[TASK STATEMENT]: Copy out every line in which the string "Audio" occurs.

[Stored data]
■ ■ ■ ■ ■ ■ ■

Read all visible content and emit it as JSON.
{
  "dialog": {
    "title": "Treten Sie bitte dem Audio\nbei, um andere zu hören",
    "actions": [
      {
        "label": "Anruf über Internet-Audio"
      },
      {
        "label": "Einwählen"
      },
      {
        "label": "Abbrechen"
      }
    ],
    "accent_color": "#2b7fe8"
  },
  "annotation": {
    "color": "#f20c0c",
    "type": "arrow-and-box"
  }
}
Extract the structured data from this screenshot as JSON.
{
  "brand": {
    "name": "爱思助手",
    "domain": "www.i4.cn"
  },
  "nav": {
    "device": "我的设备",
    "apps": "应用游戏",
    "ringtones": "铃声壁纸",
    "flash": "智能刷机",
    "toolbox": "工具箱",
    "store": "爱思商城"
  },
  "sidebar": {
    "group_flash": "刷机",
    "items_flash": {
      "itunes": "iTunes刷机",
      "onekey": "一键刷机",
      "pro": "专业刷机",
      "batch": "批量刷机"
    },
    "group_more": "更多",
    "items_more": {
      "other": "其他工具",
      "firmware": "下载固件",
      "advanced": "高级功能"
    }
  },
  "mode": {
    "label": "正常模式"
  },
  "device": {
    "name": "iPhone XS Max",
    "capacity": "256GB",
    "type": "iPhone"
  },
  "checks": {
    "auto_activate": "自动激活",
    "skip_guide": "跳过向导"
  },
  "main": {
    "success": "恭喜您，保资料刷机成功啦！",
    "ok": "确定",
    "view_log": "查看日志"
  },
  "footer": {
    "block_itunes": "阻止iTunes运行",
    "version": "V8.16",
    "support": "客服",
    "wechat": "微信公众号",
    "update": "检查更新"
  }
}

■ ■ ■ ■ ■ ■ ■

[RESULT BELOW]:
    "title": "Treten Sie bitte dem Audio\nbei, um andere zu hören",
        "label": "Anruf über Internet-Audio"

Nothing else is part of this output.